== PROBLEM ==
Spot each line that carries the word "того"; copy those lines.

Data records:
......

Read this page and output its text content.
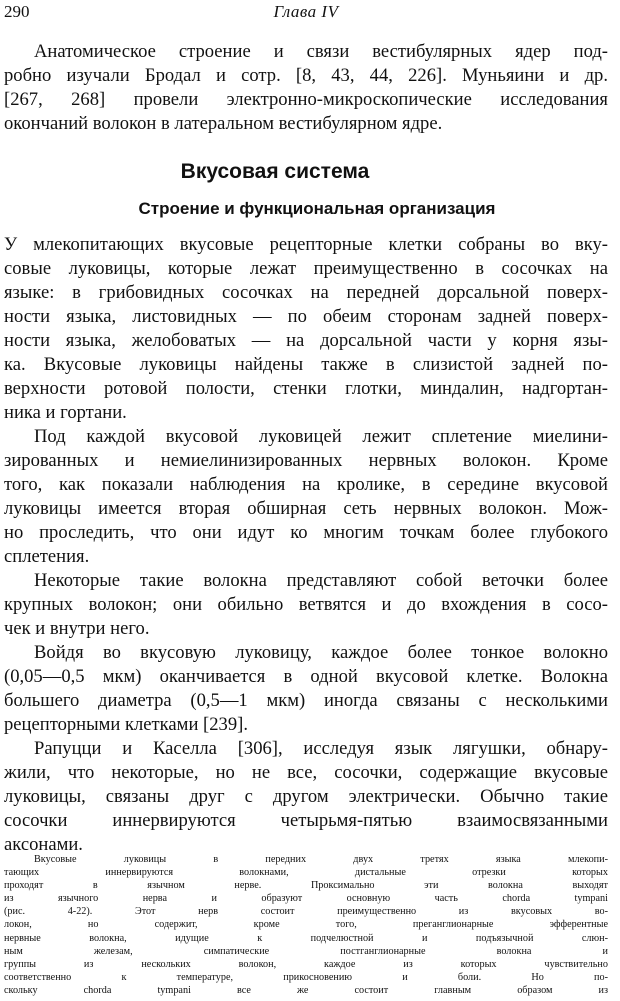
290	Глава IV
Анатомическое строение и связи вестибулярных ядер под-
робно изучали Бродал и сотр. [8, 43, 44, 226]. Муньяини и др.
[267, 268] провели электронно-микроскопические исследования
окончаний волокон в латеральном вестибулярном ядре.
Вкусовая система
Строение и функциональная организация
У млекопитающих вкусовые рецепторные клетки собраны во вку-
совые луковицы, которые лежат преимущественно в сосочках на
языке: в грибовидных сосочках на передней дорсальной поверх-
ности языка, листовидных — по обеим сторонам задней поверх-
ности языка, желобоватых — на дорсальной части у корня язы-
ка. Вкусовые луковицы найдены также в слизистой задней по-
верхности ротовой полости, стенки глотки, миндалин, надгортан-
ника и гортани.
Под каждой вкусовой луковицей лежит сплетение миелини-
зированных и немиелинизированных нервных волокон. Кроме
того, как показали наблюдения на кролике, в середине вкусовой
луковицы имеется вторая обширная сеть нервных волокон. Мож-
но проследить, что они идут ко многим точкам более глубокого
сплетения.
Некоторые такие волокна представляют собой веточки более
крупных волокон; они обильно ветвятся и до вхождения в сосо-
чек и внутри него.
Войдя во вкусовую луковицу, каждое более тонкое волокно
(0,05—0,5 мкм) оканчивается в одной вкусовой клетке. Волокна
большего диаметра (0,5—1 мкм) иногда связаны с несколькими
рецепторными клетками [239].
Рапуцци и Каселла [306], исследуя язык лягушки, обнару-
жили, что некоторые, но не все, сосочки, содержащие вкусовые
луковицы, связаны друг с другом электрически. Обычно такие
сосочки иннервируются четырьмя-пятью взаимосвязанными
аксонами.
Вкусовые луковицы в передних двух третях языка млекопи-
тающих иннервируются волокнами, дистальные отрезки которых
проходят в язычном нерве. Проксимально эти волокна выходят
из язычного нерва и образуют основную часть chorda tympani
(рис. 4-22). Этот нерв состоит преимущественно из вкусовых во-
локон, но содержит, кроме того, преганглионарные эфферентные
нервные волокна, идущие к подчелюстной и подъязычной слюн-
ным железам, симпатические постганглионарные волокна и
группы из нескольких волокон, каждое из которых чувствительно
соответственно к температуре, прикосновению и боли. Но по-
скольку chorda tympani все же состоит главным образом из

......

== EXERCISE ANSWER ==
того, как показали наблюдения на кролике, в середине вкусовой
локон, но содержит, кроме того, преганглионарные эфферентные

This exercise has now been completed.